Your response should contain every line from the data below that holds the string "members".

■ ■ ■ ■ ■ ■ ■

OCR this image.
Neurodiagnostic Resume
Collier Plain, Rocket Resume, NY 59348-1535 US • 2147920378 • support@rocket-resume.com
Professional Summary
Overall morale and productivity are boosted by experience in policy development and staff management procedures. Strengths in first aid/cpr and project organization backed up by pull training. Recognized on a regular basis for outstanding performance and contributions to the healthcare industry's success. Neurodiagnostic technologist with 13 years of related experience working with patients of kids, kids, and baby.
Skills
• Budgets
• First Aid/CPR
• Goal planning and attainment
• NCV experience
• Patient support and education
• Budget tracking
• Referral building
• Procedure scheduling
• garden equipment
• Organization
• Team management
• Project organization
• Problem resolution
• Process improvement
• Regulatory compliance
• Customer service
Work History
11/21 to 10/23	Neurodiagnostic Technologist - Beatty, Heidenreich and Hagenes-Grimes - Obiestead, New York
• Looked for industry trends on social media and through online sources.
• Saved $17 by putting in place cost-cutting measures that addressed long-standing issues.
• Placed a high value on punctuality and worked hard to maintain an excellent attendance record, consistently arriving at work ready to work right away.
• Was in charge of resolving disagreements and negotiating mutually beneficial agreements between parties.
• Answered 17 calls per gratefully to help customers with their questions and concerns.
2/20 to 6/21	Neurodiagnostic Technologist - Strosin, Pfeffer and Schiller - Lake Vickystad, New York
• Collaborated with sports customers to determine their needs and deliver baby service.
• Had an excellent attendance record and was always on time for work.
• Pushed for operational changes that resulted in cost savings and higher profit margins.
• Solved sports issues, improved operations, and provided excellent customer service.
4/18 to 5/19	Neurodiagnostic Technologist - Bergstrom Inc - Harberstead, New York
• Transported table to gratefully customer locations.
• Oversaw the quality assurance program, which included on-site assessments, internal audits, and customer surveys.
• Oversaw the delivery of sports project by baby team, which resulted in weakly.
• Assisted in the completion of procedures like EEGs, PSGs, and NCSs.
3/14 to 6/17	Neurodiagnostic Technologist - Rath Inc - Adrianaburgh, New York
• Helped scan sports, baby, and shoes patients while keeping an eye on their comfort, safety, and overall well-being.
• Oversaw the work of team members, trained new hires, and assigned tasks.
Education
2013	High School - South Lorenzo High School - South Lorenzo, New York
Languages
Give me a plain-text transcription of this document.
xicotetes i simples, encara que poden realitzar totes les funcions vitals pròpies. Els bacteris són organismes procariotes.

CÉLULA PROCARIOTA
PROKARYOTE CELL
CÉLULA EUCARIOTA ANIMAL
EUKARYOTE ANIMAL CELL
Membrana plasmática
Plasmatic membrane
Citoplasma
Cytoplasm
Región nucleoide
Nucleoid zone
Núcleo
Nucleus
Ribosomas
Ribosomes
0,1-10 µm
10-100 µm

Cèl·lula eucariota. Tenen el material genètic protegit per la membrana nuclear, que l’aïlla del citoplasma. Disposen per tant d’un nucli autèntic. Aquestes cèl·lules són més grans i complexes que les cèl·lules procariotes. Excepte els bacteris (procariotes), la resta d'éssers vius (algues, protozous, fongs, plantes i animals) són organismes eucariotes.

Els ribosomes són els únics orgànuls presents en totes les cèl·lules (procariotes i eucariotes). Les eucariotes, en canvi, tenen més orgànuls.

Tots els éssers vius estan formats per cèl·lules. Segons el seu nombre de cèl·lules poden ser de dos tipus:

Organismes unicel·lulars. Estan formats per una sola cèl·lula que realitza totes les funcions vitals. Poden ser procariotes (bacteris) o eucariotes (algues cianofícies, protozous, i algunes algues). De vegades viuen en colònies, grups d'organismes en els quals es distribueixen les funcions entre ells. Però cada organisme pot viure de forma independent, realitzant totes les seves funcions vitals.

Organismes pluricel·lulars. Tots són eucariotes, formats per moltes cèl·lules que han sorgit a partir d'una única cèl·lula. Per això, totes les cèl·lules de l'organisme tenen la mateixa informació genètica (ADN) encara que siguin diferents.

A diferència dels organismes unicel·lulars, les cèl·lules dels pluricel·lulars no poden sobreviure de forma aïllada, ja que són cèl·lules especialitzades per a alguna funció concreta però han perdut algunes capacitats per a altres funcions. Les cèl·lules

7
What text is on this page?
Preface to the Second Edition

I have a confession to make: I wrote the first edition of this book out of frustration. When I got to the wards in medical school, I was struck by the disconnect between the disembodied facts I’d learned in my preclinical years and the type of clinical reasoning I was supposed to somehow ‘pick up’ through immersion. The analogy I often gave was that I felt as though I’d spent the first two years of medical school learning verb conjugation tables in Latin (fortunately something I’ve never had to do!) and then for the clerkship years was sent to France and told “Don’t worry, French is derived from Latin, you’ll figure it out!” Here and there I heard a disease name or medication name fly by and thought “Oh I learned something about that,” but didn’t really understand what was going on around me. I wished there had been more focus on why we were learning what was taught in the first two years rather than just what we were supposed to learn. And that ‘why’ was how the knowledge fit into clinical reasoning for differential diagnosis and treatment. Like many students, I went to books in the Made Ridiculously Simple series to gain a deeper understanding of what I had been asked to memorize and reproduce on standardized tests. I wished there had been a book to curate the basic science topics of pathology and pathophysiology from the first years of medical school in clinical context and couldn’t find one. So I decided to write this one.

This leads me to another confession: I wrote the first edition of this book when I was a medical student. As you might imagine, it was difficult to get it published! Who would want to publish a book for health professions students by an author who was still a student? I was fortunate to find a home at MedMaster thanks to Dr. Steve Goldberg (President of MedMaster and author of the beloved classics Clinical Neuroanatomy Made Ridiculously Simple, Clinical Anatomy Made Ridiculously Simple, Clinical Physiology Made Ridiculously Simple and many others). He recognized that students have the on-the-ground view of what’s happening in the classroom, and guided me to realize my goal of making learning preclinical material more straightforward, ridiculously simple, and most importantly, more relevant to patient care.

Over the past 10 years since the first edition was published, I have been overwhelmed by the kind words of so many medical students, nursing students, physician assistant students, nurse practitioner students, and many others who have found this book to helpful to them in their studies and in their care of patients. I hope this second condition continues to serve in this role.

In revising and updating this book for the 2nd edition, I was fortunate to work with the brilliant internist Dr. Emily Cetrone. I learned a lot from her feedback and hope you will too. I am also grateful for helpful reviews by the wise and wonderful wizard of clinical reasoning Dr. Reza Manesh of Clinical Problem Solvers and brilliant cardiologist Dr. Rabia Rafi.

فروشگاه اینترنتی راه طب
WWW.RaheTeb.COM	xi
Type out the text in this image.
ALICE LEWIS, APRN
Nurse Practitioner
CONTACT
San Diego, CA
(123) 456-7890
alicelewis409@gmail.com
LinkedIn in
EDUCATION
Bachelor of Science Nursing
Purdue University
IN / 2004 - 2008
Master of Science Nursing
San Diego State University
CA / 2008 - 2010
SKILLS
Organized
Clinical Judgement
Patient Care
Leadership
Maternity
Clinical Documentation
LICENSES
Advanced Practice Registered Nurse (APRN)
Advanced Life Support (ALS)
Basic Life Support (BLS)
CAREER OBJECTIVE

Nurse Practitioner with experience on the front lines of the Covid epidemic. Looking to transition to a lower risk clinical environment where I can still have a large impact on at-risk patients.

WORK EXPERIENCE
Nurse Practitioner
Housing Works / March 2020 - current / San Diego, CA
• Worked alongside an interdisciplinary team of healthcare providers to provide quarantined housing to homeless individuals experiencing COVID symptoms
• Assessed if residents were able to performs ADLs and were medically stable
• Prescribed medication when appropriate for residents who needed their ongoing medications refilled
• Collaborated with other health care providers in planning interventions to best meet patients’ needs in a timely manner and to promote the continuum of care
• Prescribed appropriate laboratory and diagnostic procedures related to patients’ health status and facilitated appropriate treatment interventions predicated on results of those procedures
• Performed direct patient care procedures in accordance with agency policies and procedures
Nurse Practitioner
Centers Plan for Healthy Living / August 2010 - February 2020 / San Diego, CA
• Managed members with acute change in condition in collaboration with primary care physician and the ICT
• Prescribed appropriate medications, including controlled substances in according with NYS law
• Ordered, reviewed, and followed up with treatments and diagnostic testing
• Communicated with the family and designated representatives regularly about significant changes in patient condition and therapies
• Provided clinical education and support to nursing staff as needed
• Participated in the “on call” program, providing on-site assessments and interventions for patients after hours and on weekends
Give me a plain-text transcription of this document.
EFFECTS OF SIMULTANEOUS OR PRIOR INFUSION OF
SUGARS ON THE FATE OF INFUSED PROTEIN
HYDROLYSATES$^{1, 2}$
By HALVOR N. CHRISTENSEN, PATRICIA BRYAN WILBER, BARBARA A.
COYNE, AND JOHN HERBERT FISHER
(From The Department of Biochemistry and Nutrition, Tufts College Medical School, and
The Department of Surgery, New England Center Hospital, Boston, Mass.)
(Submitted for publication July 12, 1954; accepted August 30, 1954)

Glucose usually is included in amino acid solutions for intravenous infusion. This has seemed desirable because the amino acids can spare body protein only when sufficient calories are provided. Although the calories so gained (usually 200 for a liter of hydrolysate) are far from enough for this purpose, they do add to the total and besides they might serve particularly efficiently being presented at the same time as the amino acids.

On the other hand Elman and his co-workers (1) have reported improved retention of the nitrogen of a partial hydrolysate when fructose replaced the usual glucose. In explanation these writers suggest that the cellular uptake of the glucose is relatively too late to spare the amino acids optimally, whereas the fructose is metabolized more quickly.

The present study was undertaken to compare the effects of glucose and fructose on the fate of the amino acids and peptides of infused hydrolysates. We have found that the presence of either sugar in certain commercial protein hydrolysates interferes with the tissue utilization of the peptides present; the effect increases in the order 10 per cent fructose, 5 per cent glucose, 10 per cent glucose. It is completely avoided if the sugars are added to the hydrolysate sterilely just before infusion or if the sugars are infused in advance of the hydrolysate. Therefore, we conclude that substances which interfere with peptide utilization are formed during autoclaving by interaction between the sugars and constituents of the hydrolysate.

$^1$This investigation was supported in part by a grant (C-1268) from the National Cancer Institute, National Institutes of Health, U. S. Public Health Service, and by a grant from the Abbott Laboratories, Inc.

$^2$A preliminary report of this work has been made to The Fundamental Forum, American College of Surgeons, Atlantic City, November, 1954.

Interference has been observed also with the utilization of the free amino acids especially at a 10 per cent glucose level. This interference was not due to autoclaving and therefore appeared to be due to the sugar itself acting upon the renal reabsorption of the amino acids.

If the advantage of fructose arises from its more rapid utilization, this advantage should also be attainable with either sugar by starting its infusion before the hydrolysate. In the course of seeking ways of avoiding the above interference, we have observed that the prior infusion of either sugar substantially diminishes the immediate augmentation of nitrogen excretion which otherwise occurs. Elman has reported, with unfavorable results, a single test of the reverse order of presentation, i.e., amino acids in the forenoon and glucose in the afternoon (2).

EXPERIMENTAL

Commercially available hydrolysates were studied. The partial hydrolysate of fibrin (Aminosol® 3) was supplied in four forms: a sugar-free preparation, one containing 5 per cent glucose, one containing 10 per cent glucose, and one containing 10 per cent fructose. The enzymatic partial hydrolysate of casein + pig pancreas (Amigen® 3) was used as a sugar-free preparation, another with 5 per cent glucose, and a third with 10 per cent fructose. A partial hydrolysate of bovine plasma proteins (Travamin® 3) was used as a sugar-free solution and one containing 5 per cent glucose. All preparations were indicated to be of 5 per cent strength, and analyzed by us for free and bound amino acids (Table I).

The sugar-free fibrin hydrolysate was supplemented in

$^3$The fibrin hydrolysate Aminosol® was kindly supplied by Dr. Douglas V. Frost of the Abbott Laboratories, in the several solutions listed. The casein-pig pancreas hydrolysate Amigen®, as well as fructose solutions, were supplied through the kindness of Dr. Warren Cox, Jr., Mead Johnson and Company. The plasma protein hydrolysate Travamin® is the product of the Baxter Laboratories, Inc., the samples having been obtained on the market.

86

■ ■ ■ ■ ■ ■ ■

Response to the exercise:
• Oversaw the work of team members, trained new hires, and assigned tasks.
• Managed members with acute change in condition in collaboration with primary care physician and the ICT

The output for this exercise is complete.